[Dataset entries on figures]
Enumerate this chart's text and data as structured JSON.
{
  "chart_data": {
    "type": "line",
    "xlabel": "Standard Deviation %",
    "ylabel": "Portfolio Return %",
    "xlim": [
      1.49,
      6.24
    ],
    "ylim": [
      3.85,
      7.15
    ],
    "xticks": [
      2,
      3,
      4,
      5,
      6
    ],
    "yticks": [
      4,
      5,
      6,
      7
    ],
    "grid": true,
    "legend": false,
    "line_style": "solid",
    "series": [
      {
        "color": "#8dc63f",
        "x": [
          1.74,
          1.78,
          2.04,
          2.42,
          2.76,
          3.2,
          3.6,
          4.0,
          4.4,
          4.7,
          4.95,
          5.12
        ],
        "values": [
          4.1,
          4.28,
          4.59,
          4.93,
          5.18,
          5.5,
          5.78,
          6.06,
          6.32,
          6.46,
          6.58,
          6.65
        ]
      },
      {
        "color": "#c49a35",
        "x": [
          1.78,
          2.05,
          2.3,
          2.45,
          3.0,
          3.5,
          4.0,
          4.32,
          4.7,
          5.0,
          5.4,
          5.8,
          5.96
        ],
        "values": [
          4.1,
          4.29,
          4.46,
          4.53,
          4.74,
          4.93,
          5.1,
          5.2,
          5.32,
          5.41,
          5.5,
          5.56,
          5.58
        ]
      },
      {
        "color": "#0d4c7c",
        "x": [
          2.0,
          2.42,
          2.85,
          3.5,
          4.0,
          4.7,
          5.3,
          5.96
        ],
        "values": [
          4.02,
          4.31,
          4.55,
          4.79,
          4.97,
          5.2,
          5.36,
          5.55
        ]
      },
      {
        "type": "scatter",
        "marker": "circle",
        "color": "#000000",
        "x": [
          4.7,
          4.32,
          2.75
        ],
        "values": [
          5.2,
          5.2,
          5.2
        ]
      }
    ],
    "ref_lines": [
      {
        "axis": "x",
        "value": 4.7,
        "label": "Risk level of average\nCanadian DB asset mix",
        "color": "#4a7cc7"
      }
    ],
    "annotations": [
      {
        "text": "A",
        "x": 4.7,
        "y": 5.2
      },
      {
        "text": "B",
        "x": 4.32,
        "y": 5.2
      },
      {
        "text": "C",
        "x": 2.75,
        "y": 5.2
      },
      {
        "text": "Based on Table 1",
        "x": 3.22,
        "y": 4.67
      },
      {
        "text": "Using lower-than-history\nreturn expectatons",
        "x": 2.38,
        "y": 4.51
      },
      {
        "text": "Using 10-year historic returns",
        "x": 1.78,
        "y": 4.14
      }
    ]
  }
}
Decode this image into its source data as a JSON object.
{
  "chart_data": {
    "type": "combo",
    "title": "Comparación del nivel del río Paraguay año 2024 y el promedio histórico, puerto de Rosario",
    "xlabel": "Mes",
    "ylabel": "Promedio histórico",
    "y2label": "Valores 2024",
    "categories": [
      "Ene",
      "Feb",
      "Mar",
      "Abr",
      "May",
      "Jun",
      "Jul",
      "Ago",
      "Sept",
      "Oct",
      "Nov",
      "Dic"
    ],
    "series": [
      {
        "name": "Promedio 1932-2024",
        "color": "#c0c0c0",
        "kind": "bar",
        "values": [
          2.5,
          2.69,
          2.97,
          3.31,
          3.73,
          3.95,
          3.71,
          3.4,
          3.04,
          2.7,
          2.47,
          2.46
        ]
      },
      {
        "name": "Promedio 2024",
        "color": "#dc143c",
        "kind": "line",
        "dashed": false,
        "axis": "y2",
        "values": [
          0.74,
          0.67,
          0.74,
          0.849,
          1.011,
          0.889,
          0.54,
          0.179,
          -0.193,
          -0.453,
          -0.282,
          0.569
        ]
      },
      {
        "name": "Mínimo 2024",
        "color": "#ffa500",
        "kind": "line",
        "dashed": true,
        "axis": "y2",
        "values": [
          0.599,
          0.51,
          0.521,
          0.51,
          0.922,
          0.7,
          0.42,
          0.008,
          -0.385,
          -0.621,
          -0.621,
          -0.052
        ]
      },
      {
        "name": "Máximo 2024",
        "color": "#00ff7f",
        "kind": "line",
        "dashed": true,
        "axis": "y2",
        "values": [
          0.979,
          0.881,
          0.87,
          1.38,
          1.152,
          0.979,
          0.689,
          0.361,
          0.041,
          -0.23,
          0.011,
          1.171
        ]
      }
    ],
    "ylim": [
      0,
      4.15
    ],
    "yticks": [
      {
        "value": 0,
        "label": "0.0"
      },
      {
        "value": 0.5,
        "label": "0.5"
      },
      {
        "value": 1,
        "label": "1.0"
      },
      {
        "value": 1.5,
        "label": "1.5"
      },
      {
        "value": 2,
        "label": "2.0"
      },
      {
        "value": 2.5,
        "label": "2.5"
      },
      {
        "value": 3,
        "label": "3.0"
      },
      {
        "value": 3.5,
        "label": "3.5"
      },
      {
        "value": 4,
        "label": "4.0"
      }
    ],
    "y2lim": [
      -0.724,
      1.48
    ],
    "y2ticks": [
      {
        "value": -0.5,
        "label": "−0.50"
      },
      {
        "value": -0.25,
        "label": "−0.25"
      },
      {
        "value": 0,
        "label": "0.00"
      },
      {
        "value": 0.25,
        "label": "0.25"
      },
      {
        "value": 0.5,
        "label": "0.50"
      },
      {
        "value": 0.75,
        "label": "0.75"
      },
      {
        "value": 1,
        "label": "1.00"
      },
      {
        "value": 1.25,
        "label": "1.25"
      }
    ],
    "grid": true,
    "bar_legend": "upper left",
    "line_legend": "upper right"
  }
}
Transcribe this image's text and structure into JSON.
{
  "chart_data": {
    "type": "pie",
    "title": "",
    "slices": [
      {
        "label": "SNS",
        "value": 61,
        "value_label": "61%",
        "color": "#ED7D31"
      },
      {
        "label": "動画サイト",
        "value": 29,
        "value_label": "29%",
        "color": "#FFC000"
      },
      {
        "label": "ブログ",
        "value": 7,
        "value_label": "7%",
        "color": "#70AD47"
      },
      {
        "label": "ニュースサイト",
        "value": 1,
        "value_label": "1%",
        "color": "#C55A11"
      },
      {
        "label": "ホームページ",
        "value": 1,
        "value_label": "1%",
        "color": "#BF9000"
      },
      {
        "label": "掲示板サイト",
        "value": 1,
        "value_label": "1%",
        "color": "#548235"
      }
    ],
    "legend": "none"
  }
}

[WORK REQUIRED] Gather up the lines that contain the word "xlabel".

[FULL OUTPUT]
    "xlabel": "Standard Deviation %",
    "xlabel": "Mes",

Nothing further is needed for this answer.